### Prompt
All of the records below should be output exactly.

————————

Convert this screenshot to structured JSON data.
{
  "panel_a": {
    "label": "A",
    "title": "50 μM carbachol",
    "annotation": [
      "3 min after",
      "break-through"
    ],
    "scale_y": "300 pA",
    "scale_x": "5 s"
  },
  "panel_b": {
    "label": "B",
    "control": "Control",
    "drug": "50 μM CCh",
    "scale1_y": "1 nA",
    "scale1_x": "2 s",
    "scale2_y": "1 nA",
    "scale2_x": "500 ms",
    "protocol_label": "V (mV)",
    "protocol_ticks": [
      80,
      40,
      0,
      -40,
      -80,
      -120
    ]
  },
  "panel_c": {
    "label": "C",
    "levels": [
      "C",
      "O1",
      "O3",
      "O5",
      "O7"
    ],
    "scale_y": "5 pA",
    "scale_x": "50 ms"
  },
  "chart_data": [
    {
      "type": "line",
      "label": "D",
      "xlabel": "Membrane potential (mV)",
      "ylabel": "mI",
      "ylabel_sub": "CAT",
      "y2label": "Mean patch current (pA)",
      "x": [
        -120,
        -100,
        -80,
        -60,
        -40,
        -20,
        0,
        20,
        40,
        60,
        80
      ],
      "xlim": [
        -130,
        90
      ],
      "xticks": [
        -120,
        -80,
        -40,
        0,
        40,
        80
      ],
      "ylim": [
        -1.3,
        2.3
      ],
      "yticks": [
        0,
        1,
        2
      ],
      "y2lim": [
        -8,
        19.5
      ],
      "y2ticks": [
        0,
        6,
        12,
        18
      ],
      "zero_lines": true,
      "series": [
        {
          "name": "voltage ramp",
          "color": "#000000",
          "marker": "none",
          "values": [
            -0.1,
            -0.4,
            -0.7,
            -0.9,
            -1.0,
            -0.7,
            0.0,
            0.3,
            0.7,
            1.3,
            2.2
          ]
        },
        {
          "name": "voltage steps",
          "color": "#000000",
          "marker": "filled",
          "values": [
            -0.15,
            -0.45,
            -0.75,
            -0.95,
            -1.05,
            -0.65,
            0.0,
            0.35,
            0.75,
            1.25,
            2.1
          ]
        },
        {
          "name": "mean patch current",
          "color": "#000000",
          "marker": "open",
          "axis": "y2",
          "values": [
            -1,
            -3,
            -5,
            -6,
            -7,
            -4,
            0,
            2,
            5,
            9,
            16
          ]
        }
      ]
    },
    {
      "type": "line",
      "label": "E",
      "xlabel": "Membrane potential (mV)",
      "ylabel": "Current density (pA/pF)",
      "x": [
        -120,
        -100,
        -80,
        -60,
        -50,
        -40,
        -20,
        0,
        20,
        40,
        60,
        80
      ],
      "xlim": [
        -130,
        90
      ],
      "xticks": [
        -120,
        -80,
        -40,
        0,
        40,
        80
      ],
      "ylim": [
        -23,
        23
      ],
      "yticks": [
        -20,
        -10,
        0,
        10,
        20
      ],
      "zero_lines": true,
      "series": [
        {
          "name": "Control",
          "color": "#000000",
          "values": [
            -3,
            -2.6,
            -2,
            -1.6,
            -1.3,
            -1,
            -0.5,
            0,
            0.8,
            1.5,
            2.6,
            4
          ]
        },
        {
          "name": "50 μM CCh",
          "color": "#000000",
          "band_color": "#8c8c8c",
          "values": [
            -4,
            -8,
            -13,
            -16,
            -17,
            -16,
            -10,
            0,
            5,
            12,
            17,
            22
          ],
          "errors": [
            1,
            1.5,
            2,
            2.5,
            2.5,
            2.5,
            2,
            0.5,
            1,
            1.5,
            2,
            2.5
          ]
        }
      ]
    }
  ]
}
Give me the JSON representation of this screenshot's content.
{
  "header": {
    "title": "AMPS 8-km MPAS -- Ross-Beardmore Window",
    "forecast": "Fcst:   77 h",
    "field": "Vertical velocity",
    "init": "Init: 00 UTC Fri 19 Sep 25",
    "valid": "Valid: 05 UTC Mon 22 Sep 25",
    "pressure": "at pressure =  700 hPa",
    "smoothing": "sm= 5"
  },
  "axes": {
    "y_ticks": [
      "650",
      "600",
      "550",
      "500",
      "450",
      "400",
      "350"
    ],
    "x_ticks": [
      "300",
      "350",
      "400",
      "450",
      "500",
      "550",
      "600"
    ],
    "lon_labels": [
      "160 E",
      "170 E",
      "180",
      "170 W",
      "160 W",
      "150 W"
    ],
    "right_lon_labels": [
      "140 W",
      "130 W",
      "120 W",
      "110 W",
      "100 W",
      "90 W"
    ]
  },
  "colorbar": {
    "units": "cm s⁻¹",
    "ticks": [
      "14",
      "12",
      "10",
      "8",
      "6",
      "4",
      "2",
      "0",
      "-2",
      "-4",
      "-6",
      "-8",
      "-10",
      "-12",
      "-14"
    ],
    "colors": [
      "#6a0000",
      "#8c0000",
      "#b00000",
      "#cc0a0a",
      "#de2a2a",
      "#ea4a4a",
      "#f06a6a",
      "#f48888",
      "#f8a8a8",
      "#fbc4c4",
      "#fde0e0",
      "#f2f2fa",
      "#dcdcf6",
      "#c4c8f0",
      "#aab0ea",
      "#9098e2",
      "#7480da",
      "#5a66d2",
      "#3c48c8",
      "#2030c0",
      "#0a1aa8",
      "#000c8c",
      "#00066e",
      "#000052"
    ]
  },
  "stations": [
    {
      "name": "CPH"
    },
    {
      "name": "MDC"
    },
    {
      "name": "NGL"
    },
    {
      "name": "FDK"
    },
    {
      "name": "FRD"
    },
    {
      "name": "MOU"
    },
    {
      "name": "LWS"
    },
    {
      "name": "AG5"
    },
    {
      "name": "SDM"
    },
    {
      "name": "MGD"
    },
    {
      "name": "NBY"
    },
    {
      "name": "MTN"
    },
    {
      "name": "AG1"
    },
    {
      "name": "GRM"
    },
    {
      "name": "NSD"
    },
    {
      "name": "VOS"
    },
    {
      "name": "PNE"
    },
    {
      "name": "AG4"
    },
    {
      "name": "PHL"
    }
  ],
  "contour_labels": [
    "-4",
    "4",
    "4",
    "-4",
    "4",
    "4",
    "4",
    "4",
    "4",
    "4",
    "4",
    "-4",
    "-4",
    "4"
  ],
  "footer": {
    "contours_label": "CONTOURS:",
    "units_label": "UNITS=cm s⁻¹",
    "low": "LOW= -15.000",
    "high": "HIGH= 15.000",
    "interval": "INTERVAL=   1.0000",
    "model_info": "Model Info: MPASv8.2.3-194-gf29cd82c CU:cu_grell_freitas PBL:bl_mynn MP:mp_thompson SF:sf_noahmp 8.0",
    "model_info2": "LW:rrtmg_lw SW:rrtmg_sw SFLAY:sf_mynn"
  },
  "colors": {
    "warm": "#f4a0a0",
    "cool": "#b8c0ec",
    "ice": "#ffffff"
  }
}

————————

### Response to this task
Convert this screenshot to structured JSON data.
{
  "panel_a": {
    "label": "A",
    "title": "50 μM carbachol",
    "annotation": [
      "3 min after",
      "break-through"
    ],
    "scale_y": "300 pA",
    "scale_x": "5 s"
  },
  "panel_b": {
    "label": "B",
    "control": "Control",
    "drug": "50 μM CCh",
    "scale1_y": "1 nA",
    "scale1_x": "2 s",
    "scale2_y": "1 nA",
    "scale2_x": "500 ms",
    "protocol_label": "V (mV)",
    "protocol_ticks": [
      80,
      40,
      0,
      -40,
      -80,
      -120
    ]
  },
  "panel_c": {
    "label": "C",
    "levels": [
      "C",
      "O1",
      "O3",
      "O5",
      "O7"
    ],
    "scale_y": "5 pA",
    "scale_x": "50 ms"
  },
  "chart_data": [
    {
      "type": "line",
      "label": "D",
      "xlabel": "Membrane potential (mV)",
      "ylabel": "mI",
      "ylabel_sub": "CAT",
      "y2label": "Mean patch current (pA)",
      "x": [
        -120,
        -100,
        -80,
        -60,
        -40,
        -20,
        0,
        20,
        40,
        60,
        80
      ],
      "xlim": [
        -130,
        90
      ],
      "xticks": [
        -120,
        -80,
        -40,
        0,
        40,
        80
      ],
      "ylim": [
        -1.3,
        2.3
      ],
      "yticks": [
        0,
        1,
        2
      ],
      "y2lim": [
        -8,
        19.5
      ],
      "y2ticks": [
        0,
        6,
        12,
        18
      ],
      "zero_lines": true,
      "series": [
        {
          "name": "voltage ramp",
          "color": "#000000",
          "marker": "none",
          "values": [
            -0.1,
            -0.4,
            -0.7,
            -0.9,
            -1.0,
            -0.7,
            0.0,
            0.3,
            0.7,
            1.3,
            2.2
          ]
        },
        {
          "name": "voltage steps",
          "color": "#000000",
          "marker": "filled",
          "values": [
            -0.15,
            -0.45,
            -0.75,
            -0.95,
            -1.05,
            -0.65,
            0.0,
            0.35,
            0.75,
            1.25,
            2.1
          ]
        },
        {
          "name": "mean patch current",
          "color": "#000000",
          "marker": "open",
          "axis": "y2",
          "values": [
            -1,
            -3,
            -5,
            -6,
            -7,
            -4,
            0,
            2,
            5,
            9,
            16
          ]
        }
      ]
    },
    {
      "type": "line",
      "label": "E",
      "xlabel": "Membrane potential (mV)",
      "ylabel": "Current density (pA/pF)",
      "x": [
        -120,
        -100,
        -80,
        -60,
        -50,
        -40,
        -20,
        0,
        20,
        40,
        60,
        80
      ],
      "xlim": [
        -130,
        90
      ],
      "xticks": [
        -120,
        -80,
        -40,
        0,
        40,
        80
      ],
      "ylim": [
        -23,
        23
      ],
      "yticks": [
        -20,
        -10,
        0,
        10,
        20
      ],
      "zero_lines": true,
      "series": [
        {
          "name": "Control",
          "color": "#000000",
          "values": [
            -3,
            -2.6,
            -2,
            -1.6,
            -1.3,
            -1,
            -0.5,
            0,
            0.8,
            1.5,
            2.6,
            4
          ]
        },
        {
          "name": "50 μM CCh",
          "color": "#000000",
          "band_color": "#8c8c8c",
          "values": [
            -4,
            -8,
            -13,
            -16,
            -17,
            -16,
            -10,
            0,
            5,
            12,
            17,
            22
          ],
          "errors": [
            1,
            1.5,
            2,
            2.5,
            2.5,
            2.5,
            2,
            0.5,
            1,
            1.5,
            2,
            2.5
          ]
        }
      ]
    }
  ]
}
Give me the JSON representation of this screenshot's content.
{
  "header": {
    "title": "AMPS 8-km MPAS -- Ross-Beardmore Window",
    "forecast": "Fcst:   77 h",
    "field": "Vertical velocity",
    "init": "Init: 00 UTC Fri 19 Sep 25",
    "valid": "Valid: 05 UTC Mon 22 Sep 25",
    "pressure": "at pressure =  700 hPa",
    "smoothing": "sm= 5"
  },
  "axes": {
    "y_ticks": [
      "650",
      "600",
      "550",
      "500",
      "450",
      "400",
      "350"
    ],
    "x_ticks": [
      "300",
      "350",
      "400",
      "450",
      "500",
      "550",
      "600"
    ],
    "lon_labels": [
      "160 E",
      "170 E",
      "180",
      "170 W",
      "160 W",
      "150 W"
    ],
    "right_lon_labels": [
      "140 W",
      "130 W",
      "120 W",
      "110 W",
      "100 W",
      "90 W"
    ]
  },
  "colorbar": {
    "units": "cm s⁻¹",
    "ticks": [
      "14",
      "12",
      "10",
      "8",
      "6",
      "4",
      "2",
      "0",
      "-2",
      "-4",
      "-6",
      "-8",
      "-10",
      "-12",
      "-14"
    ],
    "colors": [
      "#6a0000",
      "#8c0000",
      "#b00000",
      "#cc0a0a",
      "#de2a2a",
      "#ea4a4a",
      "#f06a6a",
      "#f48888",
      "#f8a8a8",
      "#fbc4c4",
      "#fde0e0",
      "#f2f2fa",
      "#dcdcf6",
      "#c4c8f0",
      "#aab0ea",
      "#9098e2",
      "#7480da",
      "#5a66d2",
      "#3c48c8",
      "#2030c0",
      "#0a1aa8",
      "#000c8c",
      "#00066e",
      "#000052"
    ]
  },
  "stations": [
    {
      "name": "CPH"
    },
    {
      "name": "MDC"
    },
    {
      "name": "NGL"
    },
    {
      "name": "FDK"
    },
    {
      "name": "FRD"
    },
    {
      "name": "MOU"
    },
    {
      "name": "LWS"
    },
    {
      "name": "AG5"
    },
    {
      "name": "SDM"
    },
    {
      "name": "MGD"
    },
    {
      "name": "NBY"
    },
    {
      "name": "MTN"
    },
    {
      "name": "AG1"
    },
    {
      "name": "GRM"
    },
    {
      "name": "NSD"
    },
    {
      "name": "VOS"
    },
    {
      "name": "PNE"
    },
    {
      "name": "AG4"
    },
    {
      "name": "PHL"
    }
  ],
  "contour_labels": [
    "-4",
    "4",
    "4",
    "-4",
    "4",
    "4",
    "4",
    "4",
    "4",
    "4",
    "4",
    "-4",
    "-4",
    "4"
  ],
  "footer": {
    "contours_label": "CONTOURS:",
    "units_label": "UNITS=cm s⁻¹",
    "low": "LOW= -15.000",
    "high": "HIGH= 15.000",
    "interval": "INTERVAL=   1.0000",
    "model_info": "Model Info: MPASv8.2.3-194-gf29cd82c CU:cu_grell_freitas PBL:bl_mynn MP:mp_thompson SF:sf_noahmp 8.0",
    "model_info2": "LW:rrtmg_lw SW:rrtmg_sw SFLAY:sf_mynn"
  },
  "colors": {
    "warm": "#f4a0a0",
    "cool": "#b8c0ec",
    "ice": "#ffffff"
  }
}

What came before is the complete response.